▶ TEXTE DE LECTURE:
Influence des variables sociales sur le rendement des élèves et sur la perception des enseignants à l'égard des difficultés d'apprentissage en mathématiques

 

Thomas Rajotte

Université du Québec à Rimouski [UQAR]

 

Domaine : éducation, savoirs et compétences

Programme soutien à la recherche pour la relève professorale

Concours 2018-2019

L'attribution d'une difficulté d'apprentissage engendre d'importantes répercussions sur le vécu d'un élève, tant sur le plan personnel que sur le plan scolaire. Ce projet de recherche vise à documenter les connaissances concernant le processus lié à l'attribution des difficultés d'apprentissage en mathématiques aux élèves du primaire. Plus particulièrement, cette recherche s'intéresse aux facteurs sociaux susceptibles d'influencer le rendement des élèves et la vision des pédagogues à l'égard des difficultés d'apprentissage en mathématiques.

La considération des facteurs sociaux dans l'interprétation des difficultés d'apprentissage en mathématiques est novatrice au Québec. En effet, un regard aux écrits scientifiques des trente dernières années permet de relever que deux grandes perspectives interprétatives se dégagent des recherches sur les difficultés d'apprentissage. Dans la première perspective, les difficultés sont étudiées sous l'angle des caractéristiques cognitives des élèves. Les tenants de cette perspective identifient les difficultés en mathématiques des élèves à partir d'instruments d'évaluation standardisés. Cette identification sert d'assise à l'élaboration d'interventions adaptées aux caractéristiques des élèves en difficulté. Selon la deuxième perspective, les difficultés des élèves sont interprétées comme étant le résultat de l'interaction entre l'enseignant, ses pratiques pédagogiques et les apprentissages des élèves. Cette perspective considère l'enseignement du point de vue de la mise en place de conditions favorables à l'apprentissage à partir d'interventions didactiques qui prennent à la fois en compte les connaissances de l'élève et la nature des tâches en mathématiques.

▶ À FAIRE:
1. D'après le texte sur les difficultés d'apprentissage en mathématiques, à partir de quoi les tenants de la première perspective identifient-ils les difficultés des élèves ?
2. Prolongez le texte sur les difficultés d'apprentissage en mathématiques à partir de sa dernière phrase.

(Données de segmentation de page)
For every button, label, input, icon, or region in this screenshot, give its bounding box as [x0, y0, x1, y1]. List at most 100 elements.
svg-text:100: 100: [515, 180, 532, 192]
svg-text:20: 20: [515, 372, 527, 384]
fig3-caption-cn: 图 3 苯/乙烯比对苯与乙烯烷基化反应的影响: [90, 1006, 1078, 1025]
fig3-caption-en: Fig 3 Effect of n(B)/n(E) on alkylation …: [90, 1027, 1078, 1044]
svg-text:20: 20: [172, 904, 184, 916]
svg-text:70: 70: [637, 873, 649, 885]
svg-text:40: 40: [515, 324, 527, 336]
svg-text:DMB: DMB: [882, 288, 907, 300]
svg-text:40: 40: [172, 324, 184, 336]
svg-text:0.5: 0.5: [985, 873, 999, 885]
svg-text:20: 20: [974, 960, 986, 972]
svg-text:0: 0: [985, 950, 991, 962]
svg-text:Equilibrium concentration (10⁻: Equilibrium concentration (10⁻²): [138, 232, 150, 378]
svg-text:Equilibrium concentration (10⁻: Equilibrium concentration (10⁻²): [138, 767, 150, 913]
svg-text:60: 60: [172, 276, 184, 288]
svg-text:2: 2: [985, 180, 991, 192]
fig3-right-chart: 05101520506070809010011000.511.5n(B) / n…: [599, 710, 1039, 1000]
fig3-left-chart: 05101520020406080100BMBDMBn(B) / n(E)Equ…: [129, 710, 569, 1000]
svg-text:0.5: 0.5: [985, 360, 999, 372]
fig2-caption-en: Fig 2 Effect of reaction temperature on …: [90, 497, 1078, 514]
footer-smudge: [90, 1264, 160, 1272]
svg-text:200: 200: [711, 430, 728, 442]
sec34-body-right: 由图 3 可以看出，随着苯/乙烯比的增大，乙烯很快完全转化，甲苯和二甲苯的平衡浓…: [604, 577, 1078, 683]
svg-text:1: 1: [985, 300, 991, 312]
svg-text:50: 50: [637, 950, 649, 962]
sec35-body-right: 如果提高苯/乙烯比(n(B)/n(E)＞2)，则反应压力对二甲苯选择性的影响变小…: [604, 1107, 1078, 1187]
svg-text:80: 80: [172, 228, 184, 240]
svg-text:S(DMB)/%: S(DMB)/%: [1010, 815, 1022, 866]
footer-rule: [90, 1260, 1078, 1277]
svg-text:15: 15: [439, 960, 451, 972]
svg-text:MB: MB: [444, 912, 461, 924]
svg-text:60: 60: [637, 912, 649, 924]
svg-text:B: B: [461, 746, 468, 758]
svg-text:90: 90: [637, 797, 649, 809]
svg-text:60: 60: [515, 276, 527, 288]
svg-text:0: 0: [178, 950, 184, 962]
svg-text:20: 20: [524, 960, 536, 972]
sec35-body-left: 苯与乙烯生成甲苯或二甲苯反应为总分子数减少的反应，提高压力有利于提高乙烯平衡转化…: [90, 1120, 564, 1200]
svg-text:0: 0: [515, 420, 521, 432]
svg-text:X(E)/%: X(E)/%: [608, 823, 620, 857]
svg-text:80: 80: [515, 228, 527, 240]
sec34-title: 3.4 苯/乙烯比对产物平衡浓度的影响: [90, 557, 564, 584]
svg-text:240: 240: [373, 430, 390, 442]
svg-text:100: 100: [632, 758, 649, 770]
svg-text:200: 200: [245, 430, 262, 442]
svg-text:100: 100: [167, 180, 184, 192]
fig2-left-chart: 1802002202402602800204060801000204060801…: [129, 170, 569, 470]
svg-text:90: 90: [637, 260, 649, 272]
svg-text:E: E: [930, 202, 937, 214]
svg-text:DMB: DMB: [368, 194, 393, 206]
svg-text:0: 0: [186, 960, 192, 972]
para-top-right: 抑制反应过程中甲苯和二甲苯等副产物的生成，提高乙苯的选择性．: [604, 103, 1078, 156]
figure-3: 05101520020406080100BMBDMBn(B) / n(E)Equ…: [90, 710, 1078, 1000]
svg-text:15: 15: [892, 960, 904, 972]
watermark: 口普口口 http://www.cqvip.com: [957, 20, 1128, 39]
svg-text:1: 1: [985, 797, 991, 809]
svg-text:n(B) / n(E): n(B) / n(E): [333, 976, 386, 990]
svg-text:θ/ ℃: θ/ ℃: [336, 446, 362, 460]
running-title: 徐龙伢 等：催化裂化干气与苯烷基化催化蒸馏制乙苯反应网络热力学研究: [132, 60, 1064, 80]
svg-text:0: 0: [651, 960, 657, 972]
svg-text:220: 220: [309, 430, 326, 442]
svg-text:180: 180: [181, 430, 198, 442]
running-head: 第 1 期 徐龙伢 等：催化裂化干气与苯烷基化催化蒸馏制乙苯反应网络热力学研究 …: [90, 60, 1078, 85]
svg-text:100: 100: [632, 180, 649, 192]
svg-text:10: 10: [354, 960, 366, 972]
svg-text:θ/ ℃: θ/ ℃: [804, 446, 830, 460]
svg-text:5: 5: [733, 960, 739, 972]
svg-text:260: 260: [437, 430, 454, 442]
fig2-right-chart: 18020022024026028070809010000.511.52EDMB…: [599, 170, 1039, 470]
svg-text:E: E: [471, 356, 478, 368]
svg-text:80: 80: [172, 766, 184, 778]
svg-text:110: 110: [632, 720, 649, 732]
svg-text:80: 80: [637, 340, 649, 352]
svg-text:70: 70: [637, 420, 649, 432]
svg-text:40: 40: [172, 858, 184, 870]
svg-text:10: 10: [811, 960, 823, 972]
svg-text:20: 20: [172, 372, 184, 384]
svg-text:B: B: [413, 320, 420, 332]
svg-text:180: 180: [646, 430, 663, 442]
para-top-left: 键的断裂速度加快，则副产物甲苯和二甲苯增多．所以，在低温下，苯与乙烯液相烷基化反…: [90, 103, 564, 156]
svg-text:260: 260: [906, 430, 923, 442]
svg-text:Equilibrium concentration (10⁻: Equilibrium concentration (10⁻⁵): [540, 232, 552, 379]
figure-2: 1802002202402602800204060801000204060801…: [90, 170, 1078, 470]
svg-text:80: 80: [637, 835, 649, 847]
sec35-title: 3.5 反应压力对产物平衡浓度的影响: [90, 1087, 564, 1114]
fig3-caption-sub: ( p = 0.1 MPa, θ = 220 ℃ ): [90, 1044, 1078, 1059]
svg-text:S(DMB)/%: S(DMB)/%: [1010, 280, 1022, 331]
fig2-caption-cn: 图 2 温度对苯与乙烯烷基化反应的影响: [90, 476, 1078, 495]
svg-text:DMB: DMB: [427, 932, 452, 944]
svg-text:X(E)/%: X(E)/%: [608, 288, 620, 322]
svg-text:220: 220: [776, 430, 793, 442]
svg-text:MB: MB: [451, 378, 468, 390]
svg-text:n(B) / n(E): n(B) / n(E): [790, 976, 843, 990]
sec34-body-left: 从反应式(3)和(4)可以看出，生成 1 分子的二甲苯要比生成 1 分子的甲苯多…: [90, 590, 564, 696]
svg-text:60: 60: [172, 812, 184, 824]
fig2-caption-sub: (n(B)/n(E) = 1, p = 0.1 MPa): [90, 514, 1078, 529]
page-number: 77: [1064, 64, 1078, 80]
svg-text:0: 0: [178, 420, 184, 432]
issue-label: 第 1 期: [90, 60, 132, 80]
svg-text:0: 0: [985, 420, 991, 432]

▶ CORRIGÉ DES EXERCICES:
1. À partir d'instruments d'évaluation standardisés.

2.
Durant les dernières décennies, de nombreux débats ont opposé les tenants de la première perspective à ceux de la seconde. Des critiques ont été formulées d'un côté comme de l'autre. C'est à l'intérieur de ce contexte qu'une troisième perspective a émergé des travaux européens s'intéressant aux difficultés d'apprentissage en mathématiques. Cette perspective considère que les difficultés des élèves doivent être envisagées à partir de deux points de vue distincts et complémentaires. Ainsi, en plus d'analyser la nature et l'efficacité de la  relation entre l'élève et l'enseignant, cette perspective considère le rôle des facteurs sociaux, tel le niveau socio-économique de l'élève, dans l'explication des difficultés vécues par l'enfant. Par contre, à ce jour, cette perspective est méconnue des chercheurs et des praticiens québécois. L'objet de cette recherche découle de ce constat. Celui-ci consiste à vérifier la validité de la troisième perspective en collectant des données dans des écoles du primaire de Québec et de Montréal, des régions caractérisées notamment comme étant cosmopolites.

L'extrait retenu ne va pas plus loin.